# [Exercise brief]
Repeat each entry as written and leave the images out of the copy.

# [Given information]
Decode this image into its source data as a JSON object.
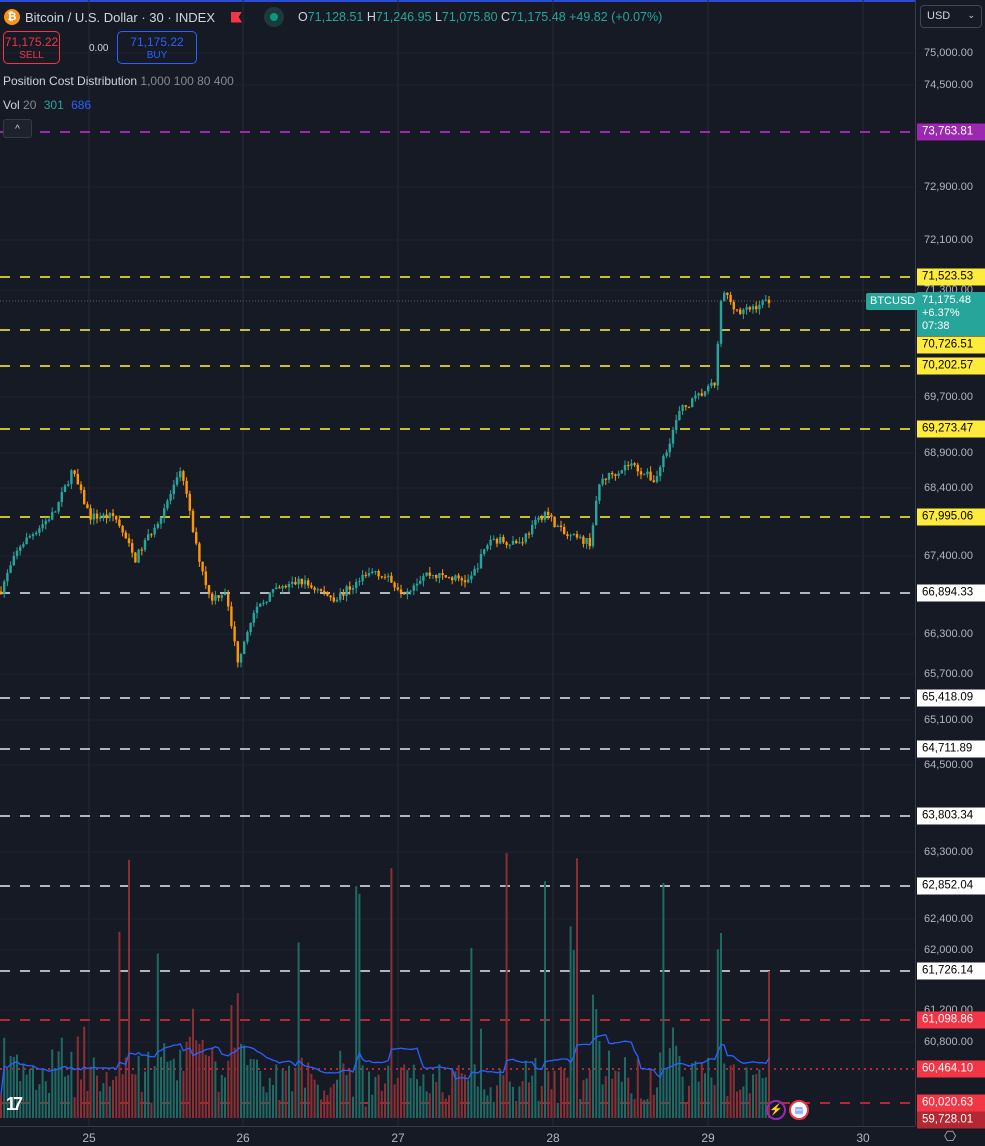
{
  "header": {
    "symbol_icon": "bitcoin-icon",
    "title": "Bitcoin / U.S. Dollar · 30 · INDEX",
    "ohlc": {
      "o_label": "O",
      "o": "71,128.51",
      "h_label": "H",
      "h": "71,246.95",
      "l_label": "L",
      "l": "71,075.80",
      "c_label": "C",
      "c": "71,175.48",
      "change": "+49.82 (+0.07%)"
    }
  },
  "trade": {
    "sell_price": "71,175.22",
    "sell_label": "SELL",
    "spread": "0.00",
    "buy_price": "71,175.22",
    "buy_label": "BUY"
  },
  "indicators": {
    "pcd_name": "Position Cost Distribution",
    "pcd_params": "1,000 100 80 400",
    "vol_name": "Vol",
    "vol_param": "20",
    "vol_value": "301",
    "vol_ma": "686"
  },
  "currency_select": "USD",
  "current_price": {
    "symbol": "BTCUSD",
    "price": "71,175.48",
    "change": "+6.37%",
    "countdown": "07:38"
  },
  "colors": {
    "up": "#26a69a",
    "down": "#ff9800",
    "bg": "#161a25",
    "vol_up": "#1d6b63",
    "vol_down": "#8a2f34",
    "vol_ma": "#2962ff"
  },
  "price_axis": [
    "75,000.00",
    "74,500.00",
    "72,900.00",
    "72,100.00",
    "71,300.00",
    "69,700.00",
    "68,900.00",
    "68,400.00",
    "67,400.00",
    "66,300.00",
    "65,700.00",
    "65,100.00",
    "64,500.00",
    "63,300.00",
    "62,400.00",
    "62,000.00",
    "61,200.00",
    "60,800.00"
  ],
  "levels": [
    {
      "price": "73,763.81",
      "style": "purple"
    },
    {
      "price": "71,523.53",
      "style": "yellow"
    },
    {
      "price": "70,726.51",
      "style": "yellow"
    },
    {
      "price": "70,202.57",
      "style": "yellow"
    },
    {
      "price": "69,273.47",
      "style": "yellow"
    },
    {
      "price": "67,995.06",
      "style": "yellow"
    },
    {
      "price": "66,894.33",
      "style": "white"
    },
    {
      "price": "65,418.09",
      "style": "white"
    },
    {
      "price": "64,711.89",
      "style": "white"
    },
    {
      "price": "63,803.34",
      "style": "white"
    },
    {
      "price": "62,852.04",
      "style": "white"
    },
    {
      "price": "61,726.14",
      "style": "white"
    },
    {
      "price": "61,098.86",
      "style": "red"
    },
    {
      "price": "60,464.10",
      "style": "red-dotted"
    },
    {
      "price": "60,020.63",
      "style": "red"
    },
    {
      "price": "59,728.01",
      "style": "darkred"
    }
  ],
  "time_axis": [
    "25",
    "26",
    "27",
    "28",
    "29",
    "30"
  ],
  "chart_data": {
    "type": "candlestick",
    "interval": "30",
    "price_path": [
      66900,
      67550,
      68050,
      68650,
      67980,
      67980,
      67350,
      67980,
      68650,
      67600,
      66800,
      66900,
      65900,
      66500,
      66870,
      67050,
      66800,
      67200,
      66900,
      67150,
      67050,
      67650,
      67600,
      68050,
      67700,
      67600,
      68500,
      68750,
      68500,
      69500,
      69900,
      71300,
      70950,
      71175.48
    ],
    "event_icons": [
      "lightning-event-icon",
      "us-flag-event-icon"
    ]
  }
}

# [Response]
Decode this image into its source data as a JSON object.
{
  "header": {
    "symbol_icon": "bitcoin-icon",
    "title": "Bitcoin / U.S. Dollar · 30 · INDEX",
    "ohlc": {
      "o_label": "O",
      "o": "71,128.51",
      "h_label": "H",
      "h": "71,246.95",
      "l_label": "L",
      "l": "71,075.80",
      "c_label": "C",
      "c": "71,175.48",
      "change": "+49.82 (+0.07%)"
    }
  },
  "trade": {
    "sell_price": "71,175.22",
    "sell_label": "SELL",
    "spread": "0.00",
    "buy_price": "71,175.22",
    "buy_label": "BUY"
  },
  "indicators": {
    "pcd_name": "Position Cost Distribution",
    "pcd_params": "1,000 100 80 400",
    "vol_name": "Vol",
    "vol_param": "20",
    "vol_value": "301",
    "vol_ma": "686"
  },
  "currency_select": "USD",
  "current_price": {
    "symbol": "BTCUSD",
    "price": "71,175.48",
    "change": "+6.37%",
    "countdown": "07:38"
  },
  "colors": {
    "up": "#26a69a",
    "down": "#ff9800",
    "bg": "#161a25",
    "vol_up": "#1d6b63",
    "vol_down": "#8a2f34",
    "vol_ma": "#2962ff"
  },
  "price_axis": [
    "75,000.00",
    "74,500.00",
    "72,900.00",
    "72,100.00",
    "71,300.00",
    "69,700.00",
    "68,900.00",
    "68,400.00",
    "67,400.00",
    "66,300.00",
    "65,700.00",
    "65,100.00",
    "64,500.00",
    "63,300.00",
    "62,400.00",
    "62,000.00",
    "61,200.00",
    "60,800.00"
  ],
  "levels": [
    {
      "price": "73,763.81",
      "style": "purple"
    },
    {
      "price": "71,523.53",
      "style": "yellow"
    },
    {
      "price": "70,726.51",
      "style": "yellow"
    },
    {
      "price": "70,202.57",
      "style": "yellow"
    },
    {
      "price": "69,273.47",
      "style": "yellow"
    },
    {
      "price": "67,995.06",
      "style": "yellow"
    },
    {
      "price": "66,894.33",
      "style": "white"
    },
    {
      "price": "65,418.09",
      "style": "white"
    },
    {
      "price": "64,711.89",
      "style": "white"
    },
    {
      "price": "63,803.34",
      "style": "white"
    },
    {
      "price": "62,852.04",
      "style": "white"
    },
    {
      "price": "61,726.14",
      "style": "white"
    },
    {
      "price": "61,098.86",
      "style": "red"
    },
    {
      "price": "60,464.10",
      "style": "red-dotted"
    },
    {
      "price": "60,020.63",
      "style": "red"
    },
    {
      "price": "59,728.01",
      "style": "darkred"
    }
  ],
  "time_axis": [
    "25",
    "26",
    "27",
    "28",
    "29",
    "30"
  ],
  "chart_data": {
    "type": "candlestick",
    "interval": "30",
    "price_path": [
      66900,
      67550,
      68050,
      68650,
      67980,
      67980,
      67350,
      67980,
      68650,
      67600,
      66800,
      66900,
      65900,
      66500,
      66870,
      67050,
      66800,
      67200,
      66900,
      67150,
      67050,
      67650,
      67600,
      68050,
      67700,
      67600,
      68500,
      68750,
      68500,
      69500,
      69900,
      71300,
      70950,
      71175.48
    ],
    "event_icons": [
      "lightning-event-icon",
      "us-flag-event-icon"
    ]
  }
}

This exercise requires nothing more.